Count the lines in the records below that contain the word "товарищества", and reply with only that number.

MATERIAL FOR THIS EXERCISE:
--- start ---

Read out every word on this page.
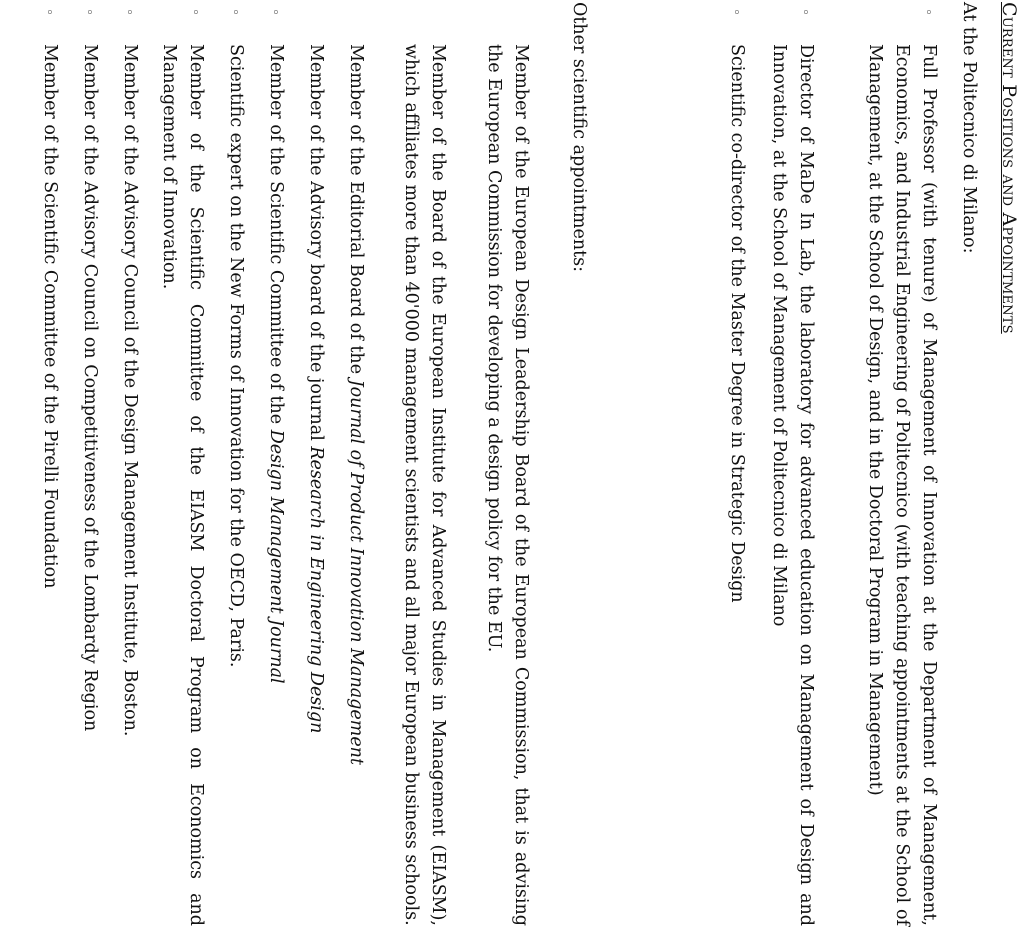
Current Positions and Appointments
At the Politecnico di Milano:
◦
Full Professor (with tenure) of Management of Innovation at the Department of Management, Economics, and Industrial Engineering of Politecnico (with teaching appointments at the School of Management, at the School of Design, and in the Doctoral Program in Management)
◦
Director of MaDe In Lab, the laboratory for advanced education on Management of Design and Innovation, at the School of Management of Politecnico di Milano
◦
Scientific co-director of the Master Degree in Strategic Design
Other scientific appointments:
Member of the European Design Leadership Board of the European Commission, that is advising the European Commission for developing a design policy for the EU.
Member of the Board of the European Institute for Advanced Studies in Management (EIASM), which affiliates more than 40'000 management scientists and all major European business schools.
Member of the Editorial Board of the Journal of Product Innovation Management
Member of the Advisory board of the journal Research in Engineering Design
◦
Member of the Scientific Committee of the Design Management Journal
◦
Scientific expert on the New Forms of Innovation for the OECD, Paris.
◦
Member of the Scientific Committee of the EIASM Doctoral Program on Economics and Management of Innovation.
◦
Member of the Advisory Council of the Design Management Institute, Boston.
◦
Member of the Advisory Council on Competitiveness of the Lombardy Region
◦
Member of the Scientific Committee of the Pirelli Foundation
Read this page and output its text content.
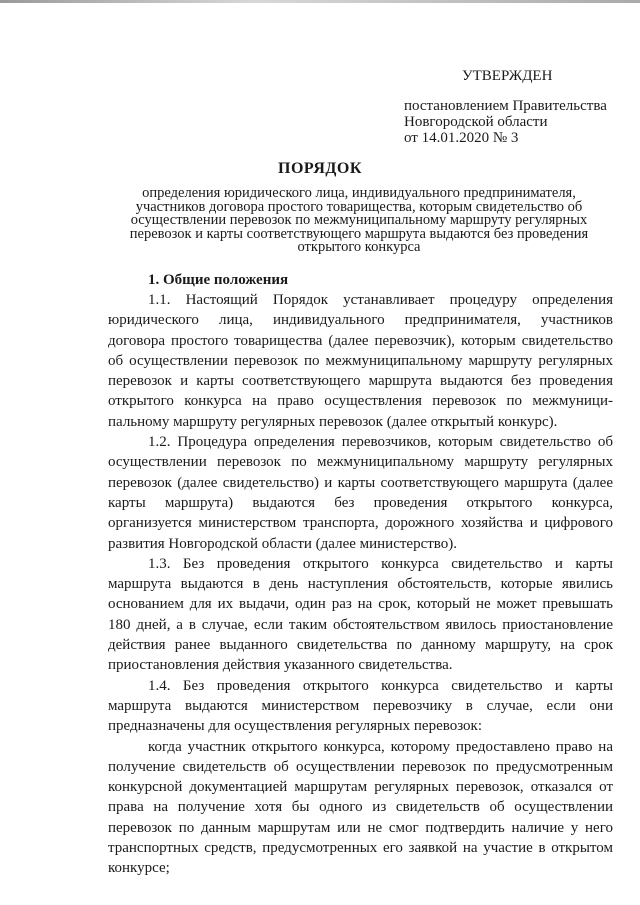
УТВЕРЖДЕН
постановлением Правительства
Новгородской области
от 14.01.2020 № 3
ПОРЯДОК
определения юридического лица, индивидуального предпринимателя,
участников договора простого товарищества, которым свидетельство об
осуществлении перевозок по межмуниципальному маршруту регулярных
перевозок и карты соответствующего маршрута выдаются без проведения
открытого конкурса
1. Общие положения
1.1. Настоящий Порядок устанавливает процедуру определения
юридического лица, индивидуального предпринимателя, участников
договора простого товарищества (далее перевозчик), которым свидетельство
об осуществлении перевозок по межмуниципальному маршруту регулярных
перевозок и карты соответствующего маршрута выдаются без проведения
открытого конкурса на право осуществления перевозок по межмуници-
пальному маршруту регулярных перевозок (далее открытый конкурс).
1.2. Процедура определения перевозчиков, которым свидетельство об
осуществлении перевозок по межмуниципальному маршруту регулярных
перевозок (далее свидетельство) и карты соответствующего маршрута (далее
карты маршрута) выдаются без проведения открытого конкурса,
организуется министерством транспорта, дорожного хозяйства и цифрового
развития Новгородской области (далее министерство).
1.3. Без проведения открытого конкурса свидетельство и карты
маршрута выдаются в день наступления обстоятельств, которые явились
основанием для их выдачи, один раз на срок, который не может превышать
180 дней, а в случае, если таким обстоятельством явилось приостановление
действия ранее выданного свидетельства по данному маршруту, на срок
приостановления действия указанного свидетельства.
1.4. Без проведения открытого конкурса свидетельство и карты
маршрута выдаются министерством перевозчику в случае, если они
предназначены для осуществления регулярных перевозок:
когда участник открытого конкурса, которому предоставлено право на
получение свидетельств об осуществлении перевозок по предусмотренным
конкурсной документацией маршрутам регулярных перевозок, отказался от
права на получение хотя бы одного из свидетельств об осуществлении
перевозок по данным маршрутам или не смог подтвердить наличие у него
транспортных средств, предусмотренных его заявкой на участие в открытом
конкурсе;
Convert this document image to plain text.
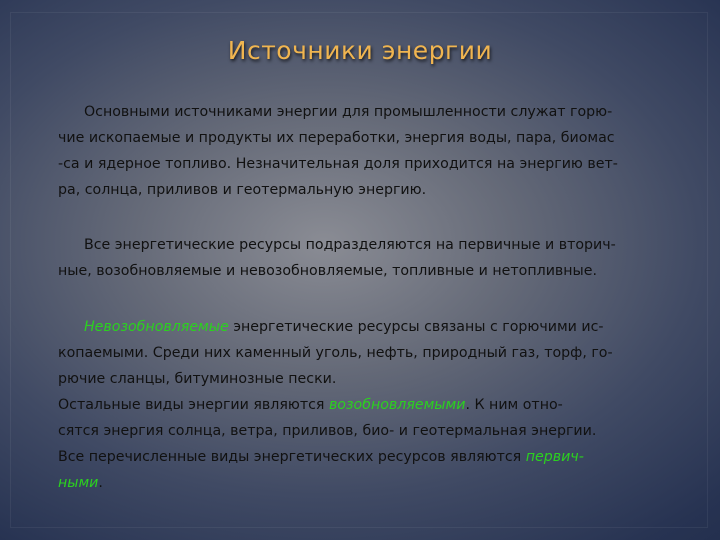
Источники энергии
Основными источниками энергии для промышленности служат горю-
чие ископаемые и продукты их переработки, энергия воды, пара, биомас
-са и ядерное топливо. Незначительная доля приходится на энергию вет-
ра, солнца, приливов и геотермальную энергию.
Все энергетические ресурсы подразделяются на первичные и вторич-
ные, возобновляемые и невозобновляемые, топливные и нетопливные.
Невозобновляемые энергетические ресурсы связаны с горючими ис-
копаемыми. Среди них каменный уголь, нефть, природный газ, торф, го-
рючие сланцы, битуминозные пески.
Остальные виды энергии являются возобновляемыми. К ним отно-
сятся энергия солнца, ветра, приливов, био- и геотермальная энергии.
Все перечисленные виды энергетических ресурсов являются первич-
ными.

--- end ---

CORRECT ANSWER: 2